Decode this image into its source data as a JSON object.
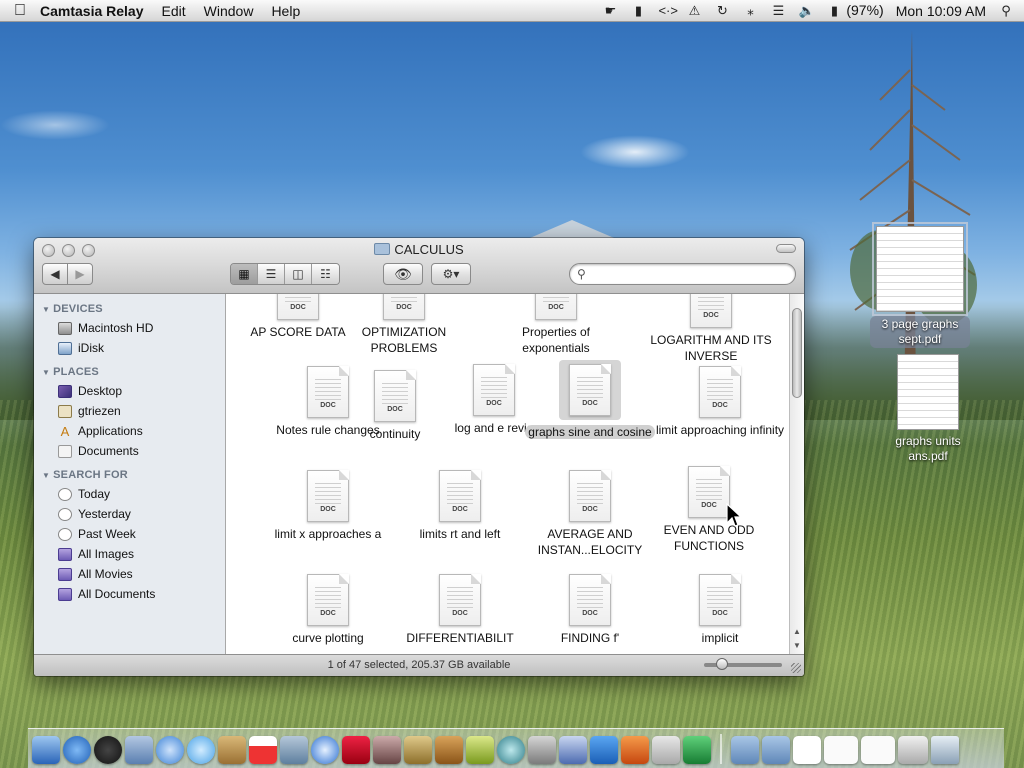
{
  "menubar": {
    "app_name": "Camtasia Relay",
    "menus": [
      "Edit",
      "Window",
      "Help"
    ],
    "battery": "(97%)",
    "clock": "Mon 10:09 AM"
  },
  "window": {
    "title": "CALCULUS",
    "status": "1 of 47 selected, 205.37 GB available",
    "search_placeholder": ""
  },
  "sidebar": {
    "devices_header": "DEVICES",
    "devices": [
      "Macintosh HD",
      "iDisk"
    ],
    "places_header": "PLACES",
    "places": [
      "Desktop",
      "gtriezen",
      "Applications",
      "Documents"
    ],
    "search_header": "SEARCH FOR",
    "search_for": [
      "Today",
      "Yesterday",
      "Past Week",
      "All Images",
      "All Movies",
      "All Documents"
    ]
  },
  "files": [
    {
      "name": "AP SCORE DATA",
      "tag": "DOC"
    },
    {
      "name": "OPTIMIZATION PROBLEMS",
      "tag": "DOC"
    },
    {
      "name": "Properties of exponentials",
      "tag": "DOC"
    },
    {
      "name": "LOGARITHM AND ITS INVERSE",
      "tag": "DOC"
    },
    {
      "name": "Notes rule changes",
      "tag": "DOC"
    },
    {
      "name": "continuity",
      "tag": "DOC"
    },
    {
      "name": "log and e revie",
      "tag": "DOC"
    },
    {
      "name": "graphs sine and cosine",
      "tag": "DOC"
    },
    {
      "name": "limit approaching infinity",
      "tag": "DOC"
    },
    {
      "name": "limit x approaches a",
      "tag": "DOC"
    },
    {
      "name": "limits rt and left",
      "tag": "DOC"
    },
    {
      "name": "AVERAGE AND INSTAN...ELOCITY",
      "tag": "DOC"
    },
    {
      "name": "EVEN AND ODD FUNCTIONS",
      "tag": "DOC"
    },
    {
      "name": "curve plotting",
      "tag": "DOC"
    },
    {
      "name": "DIFFERENTIABILIT",
      "tag": "DOC"
    },
    {
      "name": "FINDING f'",
      "tag": "DOC"
    },
    {
      "name": "implicit",
      "tag": "DOC"
    }
  ],
  "desktop": {
    "icons": [
      "3 page graphs sept.pdf",
      "graphs units ans.pdf"
    ]
  },
  "colors": {
    "sidebar_bg": "#e7ebf0",
    "selection": "#d0d0d0"
  }
}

* **Task to complete**: The data above should be repeated exactly, minus any pictures.

* **Written solution**:
Decode this image into its source data as a JSON object.
{
  "menubar": {
    "app_name": "Camtasia Relay",
    "menus": [
      "Edit",
      "Window",
      "Help"
    ],
    "battery": "(97%)",
    "clock": "Mon 10:09 AM"
  },
  "window": {
    "title": "CALCULUS",
    "status": "1 of 47 selected, 205.37 GB available",
    "search_placeholder": ""
  },
  "sidebar": {
    "devices_header": "DEVICES",
    "devices": [
      "Macintosh HD",
      "iDisk"
    ],
    "places_header": "PLACES",
    "places": [
      "Desktop",
      "gtriezen",
      "Applications",
      "Documents"
    ],
    "search_header": "SEARCH FOR",
    "search_for": [
      "Today",
      "Yesterday",
      "Past Week",
      "All Images",
      "All Movies",
      "All Documents"
    ]
  },
  "files": [
    {
      "name": "AP SCORE DATA",
      "tag": "DOC"
    },
    {
      "name": "OPTIMIZATION PROBLEMS",
      "tag": "DOC"
    },
    {
      "name": "Properties of exponentials",
      "tag": "DOC"
    },
    {
      "name": "LOGARITHM AND ITS INVERSE",
      "tag": "DOC"
    },
    {
      "name": "Notes rule changes",
      "tag": "DOC"
    },
    {
      "name": "continuity",
      "tag": "DOC"
    },
    {
      "name": "log and e revie",
      "tag": "DOC"
    },
    {
      "name": "graphs sine and cosine",
      "tag": "DOC"
    },
    {
      "name": "limit approaching infinity",
      "tag": "DOC"
    },
    {
      "name": "limit x approaches a",
      "tag": "DOC"
    },
    {
      "name": "limits rt and left",
      "tag": "DOC"
    },
    {
      "name": "AVERAGE AND INSTAN...ELOCITY",
      "tag": "DOC"
    },
    {
      "name": "EVEN AND ODD FUNCTIONS",
      "tag": "DOC"
    },
    {
      "name": "curve plotting",
      "tag": "DOC"
    },
    {
      "name": "DIFFERENTIABILIT",
      "tag": "DOC"
    },
    {
      "name": "FINDING f'",
      "tag": "DOC"
    },
    {
      "name": "implicit",
      "tag": "DOC"
    }
  ],
  "desktop": {
    "icons": [
      "3 page graphs sept.pdf",
      "graphs units ans.pdf"
    ]
  },
  "colors": {
    "sidebar_bg": "#e7ebf0",
    "selection": "#d0d0d0"
  }
}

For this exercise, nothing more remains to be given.